Data extract
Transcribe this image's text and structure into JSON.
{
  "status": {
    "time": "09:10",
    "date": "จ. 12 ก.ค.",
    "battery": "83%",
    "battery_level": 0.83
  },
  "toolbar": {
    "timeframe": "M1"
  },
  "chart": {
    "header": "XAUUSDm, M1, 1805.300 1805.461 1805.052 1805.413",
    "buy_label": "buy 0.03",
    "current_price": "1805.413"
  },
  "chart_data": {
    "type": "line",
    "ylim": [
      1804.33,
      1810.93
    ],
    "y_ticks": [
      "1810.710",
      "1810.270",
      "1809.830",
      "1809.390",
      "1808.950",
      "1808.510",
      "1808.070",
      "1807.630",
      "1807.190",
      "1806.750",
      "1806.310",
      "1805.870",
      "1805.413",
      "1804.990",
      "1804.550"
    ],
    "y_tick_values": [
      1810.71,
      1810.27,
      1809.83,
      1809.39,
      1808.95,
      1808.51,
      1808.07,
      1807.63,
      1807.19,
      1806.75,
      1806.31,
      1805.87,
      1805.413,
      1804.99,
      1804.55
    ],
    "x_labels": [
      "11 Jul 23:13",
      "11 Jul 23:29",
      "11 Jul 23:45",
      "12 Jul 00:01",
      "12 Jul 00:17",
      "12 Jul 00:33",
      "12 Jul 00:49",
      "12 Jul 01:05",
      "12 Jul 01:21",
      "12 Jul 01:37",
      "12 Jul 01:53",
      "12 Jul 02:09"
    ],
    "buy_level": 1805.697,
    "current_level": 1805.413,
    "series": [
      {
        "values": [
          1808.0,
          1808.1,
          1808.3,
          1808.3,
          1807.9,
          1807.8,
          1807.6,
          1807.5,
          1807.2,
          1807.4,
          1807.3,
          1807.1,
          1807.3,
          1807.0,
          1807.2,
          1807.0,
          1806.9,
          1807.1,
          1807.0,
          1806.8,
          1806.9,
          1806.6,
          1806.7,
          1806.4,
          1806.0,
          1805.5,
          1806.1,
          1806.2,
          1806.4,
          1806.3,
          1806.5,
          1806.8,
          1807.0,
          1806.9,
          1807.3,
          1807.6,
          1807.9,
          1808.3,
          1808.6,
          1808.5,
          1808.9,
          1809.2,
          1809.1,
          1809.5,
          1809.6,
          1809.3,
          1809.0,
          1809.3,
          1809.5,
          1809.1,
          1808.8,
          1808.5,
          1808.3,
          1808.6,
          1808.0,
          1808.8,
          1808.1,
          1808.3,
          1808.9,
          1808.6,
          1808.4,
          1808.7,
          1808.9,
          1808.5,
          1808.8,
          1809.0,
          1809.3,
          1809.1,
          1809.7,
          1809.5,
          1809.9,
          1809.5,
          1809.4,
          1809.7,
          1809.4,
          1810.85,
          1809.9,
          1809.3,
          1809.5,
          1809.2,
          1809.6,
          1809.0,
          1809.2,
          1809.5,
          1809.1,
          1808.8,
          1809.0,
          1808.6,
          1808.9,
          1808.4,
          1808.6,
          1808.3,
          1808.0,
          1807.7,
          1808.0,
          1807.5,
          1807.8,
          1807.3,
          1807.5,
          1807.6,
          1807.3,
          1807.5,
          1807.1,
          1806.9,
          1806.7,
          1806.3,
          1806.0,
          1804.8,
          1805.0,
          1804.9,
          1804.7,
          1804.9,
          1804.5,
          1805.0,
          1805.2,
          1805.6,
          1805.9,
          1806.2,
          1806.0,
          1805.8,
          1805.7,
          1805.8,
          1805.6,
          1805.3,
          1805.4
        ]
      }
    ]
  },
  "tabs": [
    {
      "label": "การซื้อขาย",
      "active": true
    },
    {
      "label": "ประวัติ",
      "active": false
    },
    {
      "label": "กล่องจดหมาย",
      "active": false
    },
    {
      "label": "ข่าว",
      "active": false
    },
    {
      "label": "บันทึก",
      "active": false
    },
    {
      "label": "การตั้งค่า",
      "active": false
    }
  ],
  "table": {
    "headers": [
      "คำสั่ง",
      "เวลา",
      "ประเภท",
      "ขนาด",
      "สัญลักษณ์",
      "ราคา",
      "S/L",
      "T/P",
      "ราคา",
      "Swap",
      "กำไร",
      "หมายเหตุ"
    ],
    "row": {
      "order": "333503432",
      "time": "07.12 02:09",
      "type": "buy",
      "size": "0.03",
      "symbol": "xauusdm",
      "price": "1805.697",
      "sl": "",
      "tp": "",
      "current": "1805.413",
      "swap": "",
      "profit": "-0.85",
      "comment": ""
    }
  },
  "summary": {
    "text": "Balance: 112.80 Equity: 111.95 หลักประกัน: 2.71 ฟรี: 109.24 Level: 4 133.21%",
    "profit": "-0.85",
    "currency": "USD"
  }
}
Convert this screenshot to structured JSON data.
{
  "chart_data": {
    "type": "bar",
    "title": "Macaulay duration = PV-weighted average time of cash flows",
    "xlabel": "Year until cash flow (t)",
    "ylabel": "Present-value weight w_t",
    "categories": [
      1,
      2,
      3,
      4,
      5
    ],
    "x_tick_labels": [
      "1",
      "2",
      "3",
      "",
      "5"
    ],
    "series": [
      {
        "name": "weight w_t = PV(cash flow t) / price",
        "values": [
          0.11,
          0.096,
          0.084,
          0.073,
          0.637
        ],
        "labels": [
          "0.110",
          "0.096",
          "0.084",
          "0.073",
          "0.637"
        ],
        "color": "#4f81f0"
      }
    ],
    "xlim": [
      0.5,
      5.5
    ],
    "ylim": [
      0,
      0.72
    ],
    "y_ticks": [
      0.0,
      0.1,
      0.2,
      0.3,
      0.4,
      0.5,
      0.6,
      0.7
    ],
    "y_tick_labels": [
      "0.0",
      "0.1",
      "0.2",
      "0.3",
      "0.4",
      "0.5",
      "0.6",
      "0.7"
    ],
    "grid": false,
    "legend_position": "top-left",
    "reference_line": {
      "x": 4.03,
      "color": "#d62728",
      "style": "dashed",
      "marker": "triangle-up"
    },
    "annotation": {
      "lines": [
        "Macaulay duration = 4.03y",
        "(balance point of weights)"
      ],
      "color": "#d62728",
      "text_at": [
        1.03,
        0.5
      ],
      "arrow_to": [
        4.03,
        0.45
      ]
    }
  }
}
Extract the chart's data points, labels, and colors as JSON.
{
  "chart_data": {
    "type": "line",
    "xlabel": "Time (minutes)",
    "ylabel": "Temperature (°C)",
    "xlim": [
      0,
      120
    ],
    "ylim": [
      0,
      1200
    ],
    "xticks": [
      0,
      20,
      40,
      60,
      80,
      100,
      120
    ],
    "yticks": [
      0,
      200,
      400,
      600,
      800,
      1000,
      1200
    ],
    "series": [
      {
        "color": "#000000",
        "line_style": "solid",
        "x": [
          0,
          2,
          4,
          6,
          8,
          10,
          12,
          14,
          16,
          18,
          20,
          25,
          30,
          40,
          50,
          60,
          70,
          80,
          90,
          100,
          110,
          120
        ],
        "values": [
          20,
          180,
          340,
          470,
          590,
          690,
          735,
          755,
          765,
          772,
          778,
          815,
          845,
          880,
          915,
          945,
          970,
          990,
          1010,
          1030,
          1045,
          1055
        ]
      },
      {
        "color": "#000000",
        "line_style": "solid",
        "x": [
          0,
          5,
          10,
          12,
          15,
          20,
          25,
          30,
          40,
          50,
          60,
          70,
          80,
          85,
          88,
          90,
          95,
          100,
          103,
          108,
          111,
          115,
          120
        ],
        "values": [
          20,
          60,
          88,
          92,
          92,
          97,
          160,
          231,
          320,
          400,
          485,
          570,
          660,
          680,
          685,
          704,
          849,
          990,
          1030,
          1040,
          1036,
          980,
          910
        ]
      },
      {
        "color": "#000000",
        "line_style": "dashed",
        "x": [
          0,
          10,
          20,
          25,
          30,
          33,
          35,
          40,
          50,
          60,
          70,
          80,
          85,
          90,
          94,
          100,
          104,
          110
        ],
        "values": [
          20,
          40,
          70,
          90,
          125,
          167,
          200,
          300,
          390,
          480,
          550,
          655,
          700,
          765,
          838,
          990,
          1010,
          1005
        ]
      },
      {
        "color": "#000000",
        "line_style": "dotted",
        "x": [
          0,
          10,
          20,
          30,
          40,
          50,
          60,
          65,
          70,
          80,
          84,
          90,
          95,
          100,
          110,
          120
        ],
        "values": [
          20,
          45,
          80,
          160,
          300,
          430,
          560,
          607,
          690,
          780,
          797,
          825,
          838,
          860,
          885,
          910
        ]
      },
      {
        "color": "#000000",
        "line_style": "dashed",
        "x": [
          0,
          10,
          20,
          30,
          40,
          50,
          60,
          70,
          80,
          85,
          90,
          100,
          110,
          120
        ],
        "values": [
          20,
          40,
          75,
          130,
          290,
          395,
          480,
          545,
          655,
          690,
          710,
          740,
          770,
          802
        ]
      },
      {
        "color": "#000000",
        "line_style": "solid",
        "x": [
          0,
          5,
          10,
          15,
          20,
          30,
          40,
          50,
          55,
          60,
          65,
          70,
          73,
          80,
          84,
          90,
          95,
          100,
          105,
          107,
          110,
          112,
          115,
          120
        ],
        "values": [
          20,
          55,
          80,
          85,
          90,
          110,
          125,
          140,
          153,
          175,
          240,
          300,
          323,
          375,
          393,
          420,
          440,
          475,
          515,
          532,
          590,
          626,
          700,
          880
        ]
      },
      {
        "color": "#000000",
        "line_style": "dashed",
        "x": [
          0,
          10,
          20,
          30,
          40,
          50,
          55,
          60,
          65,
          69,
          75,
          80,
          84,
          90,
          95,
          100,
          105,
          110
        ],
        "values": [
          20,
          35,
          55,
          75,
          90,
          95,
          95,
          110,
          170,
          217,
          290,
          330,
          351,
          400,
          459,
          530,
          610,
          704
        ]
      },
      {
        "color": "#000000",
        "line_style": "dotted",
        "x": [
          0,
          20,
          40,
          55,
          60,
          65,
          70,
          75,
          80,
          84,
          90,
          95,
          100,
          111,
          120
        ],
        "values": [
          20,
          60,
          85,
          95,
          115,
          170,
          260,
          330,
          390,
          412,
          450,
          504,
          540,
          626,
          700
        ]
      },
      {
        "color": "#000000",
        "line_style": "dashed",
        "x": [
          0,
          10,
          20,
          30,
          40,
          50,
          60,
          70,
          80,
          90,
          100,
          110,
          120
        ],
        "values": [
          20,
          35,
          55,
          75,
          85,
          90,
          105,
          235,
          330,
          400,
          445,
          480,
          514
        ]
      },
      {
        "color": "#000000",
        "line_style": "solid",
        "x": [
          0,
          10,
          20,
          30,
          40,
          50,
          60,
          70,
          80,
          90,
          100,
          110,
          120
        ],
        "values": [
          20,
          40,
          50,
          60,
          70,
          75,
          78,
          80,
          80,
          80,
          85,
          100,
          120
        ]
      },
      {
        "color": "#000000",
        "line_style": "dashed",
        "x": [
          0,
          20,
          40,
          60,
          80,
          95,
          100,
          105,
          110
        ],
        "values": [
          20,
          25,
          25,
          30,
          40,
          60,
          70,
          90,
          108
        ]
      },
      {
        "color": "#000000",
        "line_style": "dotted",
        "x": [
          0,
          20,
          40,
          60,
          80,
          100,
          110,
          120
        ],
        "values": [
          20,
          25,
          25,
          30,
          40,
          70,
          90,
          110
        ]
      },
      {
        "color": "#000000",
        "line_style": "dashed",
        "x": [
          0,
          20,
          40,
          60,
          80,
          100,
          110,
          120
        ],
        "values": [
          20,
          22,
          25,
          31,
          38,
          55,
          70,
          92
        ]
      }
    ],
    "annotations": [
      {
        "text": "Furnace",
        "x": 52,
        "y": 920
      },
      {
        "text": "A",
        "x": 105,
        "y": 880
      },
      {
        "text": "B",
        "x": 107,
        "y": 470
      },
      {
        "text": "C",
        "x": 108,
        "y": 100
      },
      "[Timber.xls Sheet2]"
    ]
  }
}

Exercise
Show every line from the entries above in which "xlabel" appears.

Answer below
    "xlabel": "Year until cash flow (t)",
    "xlabel": "Time (minutes)",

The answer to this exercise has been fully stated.